Stored items from a collection
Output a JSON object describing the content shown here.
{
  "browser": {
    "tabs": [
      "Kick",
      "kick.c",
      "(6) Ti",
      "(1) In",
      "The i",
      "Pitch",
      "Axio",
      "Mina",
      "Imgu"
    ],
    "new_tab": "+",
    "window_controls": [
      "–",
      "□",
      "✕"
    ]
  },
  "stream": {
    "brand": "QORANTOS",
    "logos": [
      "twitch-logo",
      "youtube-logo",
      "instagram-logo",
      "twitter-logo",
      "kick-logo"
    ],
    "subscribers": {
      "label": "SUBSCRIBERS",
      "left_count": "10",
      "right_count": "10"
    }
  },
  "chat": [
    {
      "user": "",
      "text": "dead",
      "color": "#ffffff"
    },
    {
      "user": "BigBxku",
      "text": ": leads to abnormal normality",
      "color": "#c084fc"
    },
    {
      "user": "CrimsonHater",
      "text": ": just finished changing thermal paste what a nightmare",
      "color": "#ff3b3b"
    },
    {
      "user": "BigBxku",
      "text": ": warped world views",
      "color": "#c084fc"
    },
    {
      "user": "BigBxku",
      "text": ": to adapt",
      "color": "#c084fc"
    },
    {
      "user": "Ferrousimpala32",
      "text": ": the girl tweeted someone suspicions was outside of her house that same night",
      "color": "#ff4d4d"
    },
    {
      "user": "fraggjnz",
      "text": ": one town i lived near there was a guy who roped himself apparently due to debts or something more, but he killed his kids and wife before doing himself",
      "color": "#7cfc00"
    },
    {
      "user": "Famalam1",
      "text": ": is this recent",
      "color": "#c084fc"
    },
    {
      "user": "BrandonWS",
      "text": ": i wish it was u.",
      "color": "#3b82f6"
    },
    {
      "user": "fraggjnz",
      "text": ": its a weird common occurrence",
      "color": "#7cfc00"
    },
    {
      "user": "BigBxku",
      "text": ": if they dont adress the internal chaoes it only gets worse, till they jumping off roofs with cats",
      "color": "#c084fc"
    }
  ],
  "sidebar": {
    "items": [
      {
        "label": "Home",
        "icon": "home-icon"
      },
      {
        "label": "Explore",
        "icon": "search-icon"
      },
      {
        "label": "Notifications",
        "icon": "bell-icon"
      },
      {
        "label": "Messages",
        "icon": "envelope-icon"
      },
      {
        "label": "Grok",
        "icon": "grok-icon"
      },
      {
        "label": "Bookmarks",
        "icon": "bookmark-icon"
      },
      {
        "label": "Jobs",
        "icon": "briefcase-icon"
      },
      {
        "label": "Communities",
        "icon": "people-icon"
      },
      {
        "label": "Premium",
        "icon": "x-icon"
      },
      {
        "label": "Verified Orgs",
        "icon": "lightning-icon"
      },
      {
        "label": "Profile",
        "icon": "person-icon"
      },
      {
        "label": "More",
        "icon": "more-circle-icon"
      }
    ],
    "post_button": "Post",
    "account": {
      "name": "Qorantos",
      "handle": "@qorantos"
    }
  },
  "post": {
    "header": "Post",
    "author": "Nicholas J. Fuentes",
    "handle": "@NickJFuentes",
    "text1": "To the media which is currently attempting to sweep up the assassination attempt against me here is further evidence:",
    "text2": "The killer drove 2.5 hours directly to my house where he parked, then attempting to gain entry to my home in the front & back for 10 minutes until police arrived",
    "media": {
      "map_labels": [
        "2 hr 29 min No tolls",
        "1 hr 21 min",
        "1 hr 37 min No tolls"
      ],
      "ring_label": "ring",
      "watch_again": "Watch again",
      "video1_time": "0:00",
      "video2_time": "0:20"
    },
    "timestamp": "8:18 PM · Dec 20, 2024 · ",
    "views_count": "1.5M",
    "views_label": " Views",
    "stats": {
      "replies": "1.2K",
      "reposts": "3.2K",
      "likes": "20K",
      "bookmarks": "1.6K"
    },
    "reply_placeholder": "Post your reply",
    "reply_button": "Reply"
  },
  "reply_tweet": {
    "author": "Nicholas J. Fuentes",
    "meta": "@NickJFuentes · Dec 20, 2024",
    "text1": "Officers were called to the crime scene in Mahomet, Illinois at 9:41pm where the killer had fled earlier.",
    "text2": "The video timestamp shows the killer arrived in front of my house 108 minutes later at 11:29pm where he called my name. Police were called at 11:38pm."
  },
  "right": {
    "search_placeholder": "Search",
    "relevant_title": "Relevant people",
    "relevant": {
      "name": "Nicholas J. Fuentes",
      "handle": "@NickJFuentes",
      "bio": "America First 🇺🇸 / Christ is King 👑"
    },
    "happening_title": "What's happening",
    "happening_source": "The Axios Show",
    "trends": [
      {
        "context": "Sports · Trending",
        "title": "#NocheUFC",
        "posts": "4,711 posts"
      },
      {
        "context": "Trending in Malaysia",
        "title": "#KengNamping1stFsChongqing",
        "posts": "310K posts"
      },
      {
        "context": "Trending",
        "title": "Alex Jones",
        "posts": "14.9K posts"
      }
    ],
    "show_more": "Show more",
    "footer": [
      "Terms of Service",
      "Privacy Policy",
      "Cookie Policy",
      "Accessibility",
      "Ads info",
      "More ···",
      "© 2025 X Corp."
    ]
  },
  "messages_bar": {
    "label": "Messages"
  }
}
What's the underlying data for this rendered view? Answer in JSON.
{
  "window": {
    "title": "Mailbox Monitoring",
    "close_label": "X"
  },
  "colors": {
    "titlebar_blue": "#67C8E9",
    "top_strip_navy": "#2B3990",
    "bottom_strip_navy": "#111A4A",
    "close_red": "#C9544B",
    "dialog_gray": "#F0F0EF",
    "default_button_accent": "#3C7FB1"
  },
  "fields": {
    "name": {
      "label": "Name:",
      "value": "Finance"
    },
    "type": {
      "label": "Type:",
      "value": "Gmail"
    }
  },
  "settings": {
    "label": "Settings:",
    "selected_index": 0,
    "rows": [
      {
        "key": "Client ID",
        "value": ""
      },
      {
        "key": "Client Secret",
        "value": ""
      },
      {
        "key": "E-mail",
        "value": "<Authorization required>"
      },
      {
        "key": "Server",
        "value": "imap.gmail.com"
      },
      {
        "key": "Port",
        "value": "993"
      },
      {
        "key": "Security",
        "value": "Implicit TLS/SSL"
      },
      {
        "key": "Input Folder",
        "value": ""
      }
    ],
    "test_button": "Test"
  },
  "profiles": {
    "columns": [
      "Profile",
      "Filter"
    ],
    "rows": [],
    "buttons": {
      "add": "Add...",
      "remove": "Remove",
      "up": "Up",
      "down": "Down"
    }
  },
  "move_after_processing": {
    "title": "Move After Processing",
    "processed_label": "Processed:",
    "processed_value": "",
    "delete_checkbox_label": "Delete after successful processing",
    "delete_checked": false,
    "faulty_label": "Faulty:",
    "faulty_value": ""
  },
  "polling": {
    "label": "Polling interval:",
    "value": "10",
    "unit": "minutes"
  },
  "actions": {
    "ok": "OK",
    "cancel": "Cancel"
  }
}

### WORK REQUIRED:
Return each line where "house" shows up.

### EXERCISE SOLUTION:
      "text": ": the girl tweeted someone suspicions was outside of her house that same night",
    "text2": "The killer drove 2.5 hours directly to my house where he parked, then attempting to gain entry to my home in the front & back for 10 minutes until police arrived",
    "text2": "The video timestamp shows the killer arrived in front of my house 108 minutes later at 11:29pm where he called my name. Police were called at 11:38pm."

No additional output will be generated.